» **AVAILABLE DATA**

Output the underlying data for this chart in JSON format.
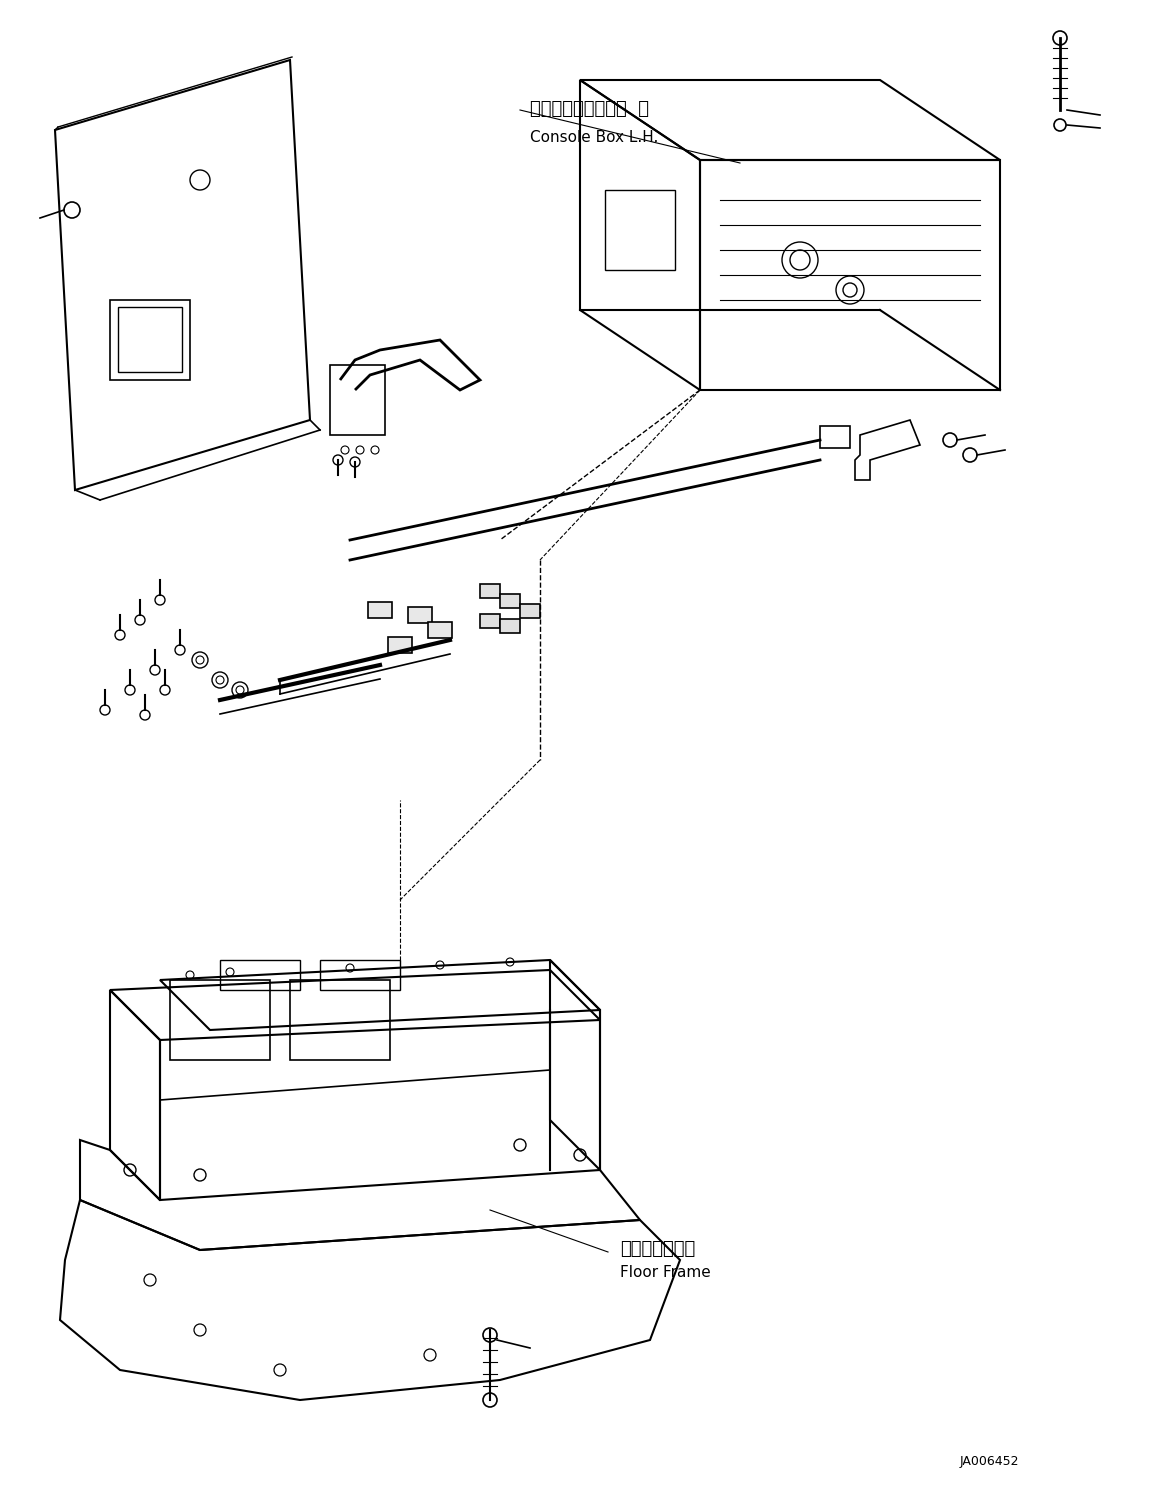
{
  "title": "",
  "bg_color": "#ffffff",
  "line_color": "#000000",
  "label1_jp": "コンソールボックス  左",
  "label1_en": "Console Box L.H.",
  "label2_jp": "フロアフレーム",
  "label2_en": "Floor Frame",
  "figure_id": "JA006452"
}
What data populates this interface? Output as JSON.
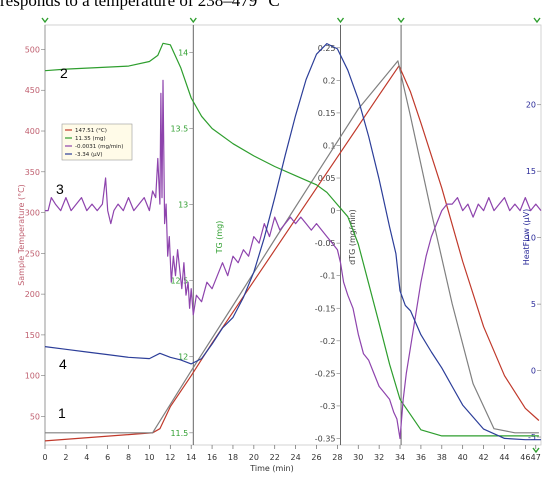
{
  "caption": "responds to a temperature of 238–479 °C",
  "chart_data": {
    "type": "line",
    "title": "",
    "xlabel": "Time (min)",
    "x_ticks": [
      0,
      2,
      4,
      6,
      8,
      10,
      12,
      14,
      16,
      18,
      20,
      22,
      24,
      26,
      28,
      30,
      32,
      34,
      36,
      38,
      40,
      42,
      44,
      46,
      47
    ],
    "xlim": [
      0,
      47.5
    ],
    "grid": false,
    "vertical_markers": [
      14.2,
      28.3,
      34.1
    ],
    "axes": {
      "temperature": {
        "label": "Sample Temperature (°C)",
        "ticks": [
          50,
          100,
          150,
          200,
          250,
          300,
          350,
          400,
          450,
          500
        ],
        "range": [
          15,
          530
        ],
        "color": "#c06070"
      },
      "mass": {
        "label": "TG (mg)",
        "ticks": [
          11.5,
          12,
          12.5,
          13,
          13.5,
          14
        ],
        "range": [
          11.42,
          14.18
        ],
        "color": "#33a033"
      },
      "dtg": {
        "label": "dTG (mg/min)",
        "ticks": [
          -0.35,
          -0.3,
          -0.25,
          -0.2,
          -0.15,
          -0.1,
          -0.05,
          0,
          0.05,
          0.1,
          0.15,
          0.2,
          0.25
        ],
        "range": [
          -0.36,
          0.285
        ],
        "color": "#444444"
      },
      "heatflow": {
        "label": "HeatFlow (µV)",
        "ticks": [
          -5,
          0,
          5,
          10,
          15,
          20
        ],
        "range": [
          -5.6,
          26
        ],
        "color": "#2a2a99"
      }
    },
    "curve_labels": [
      {
        "text": "1",
        "series": "temperature"
      },
      {
        "text": "2",
        "series": "mass"
      },
      {
        "text": "3",
        "series": "dtg"
      },
      {
        "text": "4",
        "series": "heatflow"
      }
    ],
    "legend": {
      "placement": "top-left",
      "entries": [
        {
          "text": "147.51 (°C)",
          "color": "#c0392b"
        },
        {
          "text": "11.35 (mg)",
          "color": "#2e9e2e"
        },
        {
          "text": "-0.0031 (mg/min)",
          "color": "#8e44ad"
        },
        {
          "text": "-3.34 (µV)",
          "color": "#2c3e99"
        }
      ]
    },
    "series": [
      {
        "key": "temperature",
        "axis": "temperature",
        "color": "#c0392b",
        "x": [
          0,
          10.3,
          11,
          12,
          14,
          16,
          18,
          20,
          22,
          24,
          26,
          28,
          30,
          32,
          33.9,
          35,
          36,
          38,
          40,
          42,
          44,
          46,
          47.3
        ],
        "y": [
          20,
          30,
          35,
          62,
          100,
          140,
          178,
          216,
          254,
          292,
          330,
          368,
          406,
          444,
          480,
          448,
          410,
          330,
          240,
          160,
          100,
          60,
          45
        ]
      },
      {
        "key": "reference",
        "axis": "temperature",
        "color": "#808080",
        "x": [
          0,
          10.3,
          14,
          18,
          22,
          26,
          30,
          33.8,
          35,
          37,
          39,
          41,
          43,
          45,
          47.3
        ],
        "y": [
          30,
          30,
          106,
          186,
          267,
          347,
          427,
          486,
          418,
          300,
          188,
          90,
          35,
          30,
          30
        ]
      },
      {
        "key": "mass",
        "axis": "mass",
        "color": "#2e9e2e",
        "x": [
          0,
          2,
          5,
          8,
          10,
          10.8,
          11.3,
          12,
          13,
          14,
          15,
          16,
          18,
          20,
          22,
          24,
          26,
          27,
          28,
          29,
          30,
          31,
          32,
          33,
          34,
          36,
          38,
          40,
          44,
          47.3
        ],
        "y": [
          13.88,
          13.89,
          13.9,
          13.91,
          13.94,
          13.98,
          14.06,
          14.05,
          13.9,
          13.7,
          13.58,
          13.5,
          13.4,
          13.32,
          13.25,
          13.19,
          13.13,
          13.08,
          13.0,
          12.92,
          12.74,
          12.48,
          12.22,
          11.95,
          11.72,
          11.52,
          11.48,
          11.48,
          11.48,
          11.48
        ]
      },
      {
        "key": "dtg",
        "axis": "dtg",
        "color": "#8e44ad",
        "x": [
          0,
          0.3,
          0.6,
          1,
          1.5,
          2,
          2.5,
          3,
          3.5,
          4,
          4.5,
          5,
          5.5,
          5.8,
          6,
          6.3,
          6.6,
          7,
          7.5,
          8,
          8.5,
          9,
          9.5,
          10,
          10.3,
          10.6,
          10.8,
          11,
          11.1,
          11.2,
          11.3,
          11.45,
          11.6,
          11.75,
          11.9,
          12.1,
          12.3,
          12.5,
          12.7,
          12.9,
          13.1,
          13.3,
          13.5,
          13.7,
          13.85,
          14,
          14.2,
          14.5,
          15,
          15.5,
          16,
          16.5,
          17,
          17.5,
          18,
          18.5,
          19,
          19.5,
          20,
          20.5,
          21,
          21.5,
          22,
          22.5,
          23,
          23.5,
          24,
          24.5,
          25,
          25.5,
          26,
          26.5,
          27,
          27.5,
          28,
          28.3,
          28.6,
          29,
          29.5,
          30,
          30.5,
          31,
          31.5,
          32,
          32.5,
          33,
          33.4,
          33.7,
          34,
          34.3,
          34.6,
          35,
          35.5,
          36,
          36.5,
          37,
          37.5,
          38,
          38.5,
          39,
          39.5,
          40,
          40.5,
          41,
          41.5,
          42,
          42.5,
          43,
          43.5,
          44,
          44.5,
          45,
          45.5,
          46,
          46.5,
          47,
          47.5
        ],
        "y": [
          0.0,
          0.0,
          0.02,
          0.01,
          0.0,
          0.02,
          0.0,
          0.01,
          0.02,
          0.0,
          0.01,
          0.0,
          0.01,
          0.05,
          0.0,
          -0.02,
          0.0,
          0.01,
          0.0,
          0.02,
          0.0,
          0.01,
          0.02,
          0.0,
          0.03,
          0.02,
          0.08,
          0.01,
          0.18,
          0.02,
          0.2,
          -0.02,
          0.01,
          -0.07,
          -0.04,
          -0.11,
          -0.07,
          -0.1,
          -0.06,
          -0.09,
          -0.12,
          -0.08,
          -0.13,
          -0.11,
          -0.15,
          -0.12,
          -0.16,
          -0.13,
          -0.14,
          -0.11,
          -0.12,
          -0.1,
          -0.08,
          -0.1,
          -0.07,
          -0.08,
          -0.06,
          -0.07,
          -0.04,
          -0.05,
          -0.02,
          -0.04,
          -0.01,
          -0.03,
          -0.02,
          -0.01,
          -0.02,
          -0.01,
          -0.02,
          -0.03,
          -0.02,
          -0.03,
          -0.04,
          -0.05,
          -0.06,
          -0.08,
          -0.11,
          -0.13,
          -0.15,
          -0.19,
          -0.22,
          -0.23,
          -0.25,
          -0.27,
          -0.28,
          -0.29,
          -0.31,
          -0.32,
          -0.35,
          -0.29,
          -0.25,
          -0.21,
          -0.16,
          -0.11,
          -0.07,
          -0.04,
          -0.02,
          0.0,
          0.01,
          0.01,
          0.02,
          0.0,
          0.01,
          -0.01,
          0.01,
          0.0,
          0.02,
          0.0,
          0.01,
          0.02,
          0.0,
          0.01,
          0.0,
          0.02,
          0.0,
          0.01,
          0.0
        ]
      },
      {
        "key": "heatflow",
        "axis": "heatflow",
        "color": "#2c3e99",
        "x": [
          0,
          2,
          4,
          6,
          8,
          10,
          11,
          12,
          13,
          14,
          15,
          16,
          17,
          18,
          19,
          20,
          21,
          22,
          23,
          24,
          25,
          26,
          27,
          28,
          29,
          30,
          31,
          32,
          33,
          33.6,
          34,
          34.5,
          35,
          35.5,
          36,
          37,
          38,
          39,
          40,
          42,
          44,
          46,
          47.5
        ],
        "y": [
          1.8,
          1.6,
          1.4,
          1.2,
          1.0,
          0.9,
          1.3,
          1.0,
          0.8,
          0.5,
          0.9,
          2.0,
          3.2,
          4.0,
          5.5,
          7.4,
          10.0,
          13.0,
          16.2,
          19.2,
          21.9,
          23.8,
          24.6,
          24.2,
          22.6,
          20.4,
          17.6,
          14.4,
          10.8,
          8.8,
          6.0,
          4.9,
          4.5,
          3.6,
          2.7,
          1.4,
          0.2,
          -1.2,
          -2.6,
          -4.4,
          -5.1,
          -5.2,
          -5.2
        ]
      }
    ]
  }
}
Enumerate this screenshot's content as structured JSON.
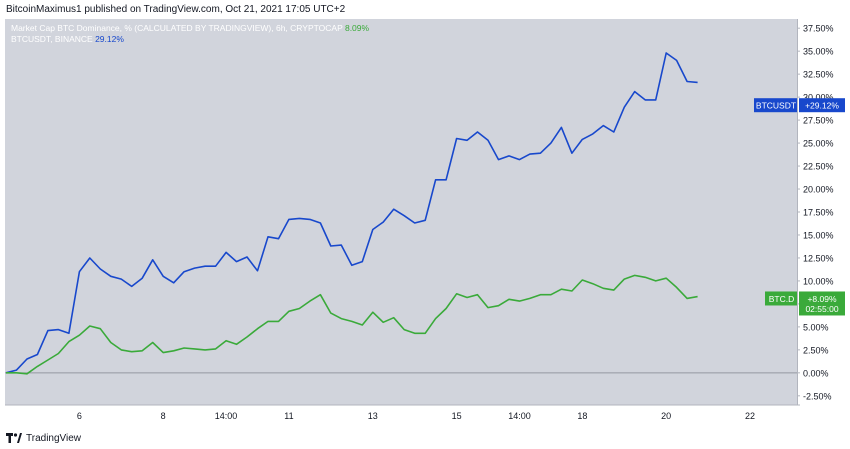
{
  "publish_line": "BitcoinMaximus1 published on TradingView.com, Oct 21, 2021 17:05 UTC+2",
  "footer": {
    "brand": "TradingView"
  },
  "colors": {
    "plot_bg": "#d1d4dc",
    "axis_bg": "#ffffff",
    "btcusdt": "#1848cc",
    "dominance": "#3aaa3a",
    "zero_line": "#9598a1",
    "text": "#131722"
  },
  "chart_data": {
    "type": "line",
    "legend": [
      {
        "text": "Market Cap BTC Dominance, % (CALCULATED BY TRADINGVIEW), 6h, CRYPTOCAP",
        "value": "8.09%"
      },
      {
        "text": "BTCUSDT, BINANCE",
        "value": "29.12%"
      }
    ],
    "y_ticks": [
      "37.50%",
      "35.00%",
      "32.50%",
      "30.00%",
      "27.50%",
      "25.00%",
      "22.50%",
      "20.00%",
      "17.50%",
      "15.00%",
      "12.50%",
      "10.00%",
      "7.50%",
      "5.00%",
      "2.50%",
      "0.00%",
      "-2.50%"
    ],
    "x_ticks": [
      "6",
      "8",
      "14:00",
      "11",
      "13",
      "15",
      "14:00",
      "18",
      "20",
      "22"
    ],
    "ylim": [
      -3.5,
      38.5
    ],
    "series": [
      {
        "name": "BTCUSDT",
        "color": "#1848cc",
        "label": "BTCUSDT",
        "value_label": "+29.12%",
        "x": [
          4.25,
          4.5,
          4.75,
          5.0,
          5.25,
          5.5,
          5.75,
          6.0,
          6.25,
          6.5,
          6.75,
          7.0,
          7.25,
          7.5,
          7.75,
          8.0,
          8.25,
          8.5,
          8.75,
          9.0,
          9.25,
          9.5,
          9.75,
          10.0,
          10.25,
          10.5,
          10.75,
          11.0,
          11.25,
          11.5,
          11.75,
          12.0,
          12.25,
          12.5,
          12.75,
          13.0,
          13.25,
          13.5,
          13.75,
          14.0,
          14.25,
          14.5,
          14.75,
          15.0,
          15.25,
          15.5,
          15.75,
          16.0,
          16.25,
          16.5,
          16.75,
          17.0,
          17.25,
          17.5,
          17.75,
          18.0,
          18.25,
          18.5,
          18.75,
          19.0,
          19.25,
          19.5,
          19.75,
          20.0,
          20.25,
          20.5,
          20.75,
          21.0,
          21.25
        ],
        "values": [
          0.0,
          0.3,
          1.5,
          2.0,
          4.6,
          4.7,
          4.3,
          11.0,
          12.5,
          11.3,
          10.5,
          10.2,
          9.4,
          10.3,
          12.3,
          10.5,
          9.8,
          11.0,
          11.4,
          11.6,
          11.6,
          13.1,
          12.1,
          12.6,
          11.1,
          14.8,
          14.6,
          16.7,
          16.8,
          16.7,
          16.3,
          13.8,
          13.9,
          11.7,
          12.1,
          15.6,
          16.4,
          17.8,
          17.1,
          16.3,
          16.6,
          21.0,
          21.0,
          25.5,
          25.3,
          26.2,
          25.3,
          23.2,
          23.6,
          23.2,
          23.8,
          23.9,
          25.0,
          26.7,
          23.9,
          25.4,
          26.0,
          26.9,
          26.2,
          28.9,
          30.6,
          29.7,
          29.7,
          34.8,
          34.0,
          31.7,
          31.6,
          29.12,
          29.12
        ],
        "end_index": 67
      },
      {
        "name": "BTC.D",
        "color": "#3aaa3a",
        "label": "BTC.D",
        "value_label": "+8.09%",
        "sub_label": "02:55:00",
        "x": [
          4.25,
          4.5,
          4.75,
          5.0,
          5.25,
          5.5,
          5.75,
          6.0,
          6.25,
          6.5,
          6.75,
          7.0,
          7.25,
          7.5,
          7.75,
          8.0,
          8.25,
          8.5,
          8.75,
          9.0,
          9.25,
          9.5,
          9.75,
          10.0,
          10.25,
          10.5,
          10.75,
          11.0,
          11.25,
          11.5,
          11.75,
          12.0,
          12.25,
          12.5,
          12.75,
          13.0,
          13.25,
          13.5,
          13.75,
          14.0,
          14.25,
          14.5,
          14.75,
          15.0,
          15.25,
          15.5,
          15.75,
          16.0,
          16.25,
          16.5,
          16.75,
          17.0,
          17.25,
          17.5,
          17.75,
          18.0,
          18.25,
          18.5,
          18.75,
          19.0,
          19.25,
          19.5,
          19.75,
          20.0,
          20.25,
          20.5,
          20.75,
          21.0,
          21.25
        ],
        "values": [
          0.0,
          0.0,
          -0.1,
          0.7,
          1.4,
          2.1,
          3.4,
          4.1,
          5.1,
          4.8,
          3.3,
          2.5,
          2.3,
          2.4,
          3.3,
          2.2,
          2.4,
          2.7,
          2.6,
          2.5,
          2.6,
          3.5,
          3.1,
          3.9,
          4.8,
          5.6,
          5.6,
          6.7,
          7.0,
          7.8,
          8.5,
          6.5,
          5.9,
          5.6,
          5.2,
          6.6,
          5.5,
          6.0,
          4.7,
          4.3,
          4.3,
          5.9,
          7.0,
          8.6,
          8.2,
          8.5,
          7.1,
          7.3,
          8.0,
          7.8,
          8.1,
          8.5,
          8.5,
          9.1,
          8.9,
          10.1,
          9.7,
          9.2,
          9.0,
          10.2,
          10.6,
          10.4,
          10.0,
          10.3,
          9.3,
          8.1,
          8.3,
          8.09,
          8.09
        ],
        "end_index": 67
      }
    ]
  }
}
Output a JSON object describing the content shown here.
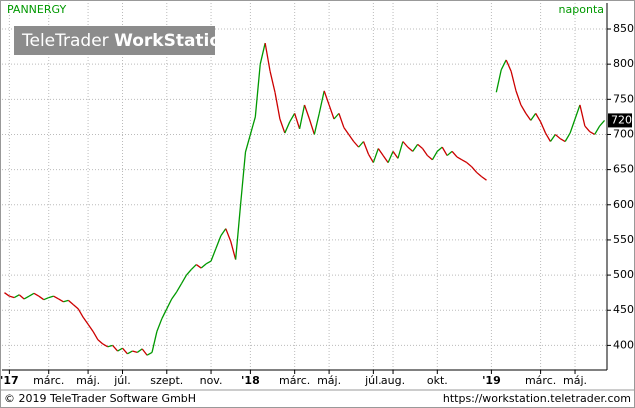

» **PROBLEM TO WORK ON**
Find and copy every line in the entries above where the string "JSON" occurs.

» **ANSWER FOR THE TASK**
Output the underlying data for this chart in JSON format.
What data populates this interface? Output as JSON.
Enumerate this screenshot's content as structured JSON.
Output a JSON object describing the content shown here.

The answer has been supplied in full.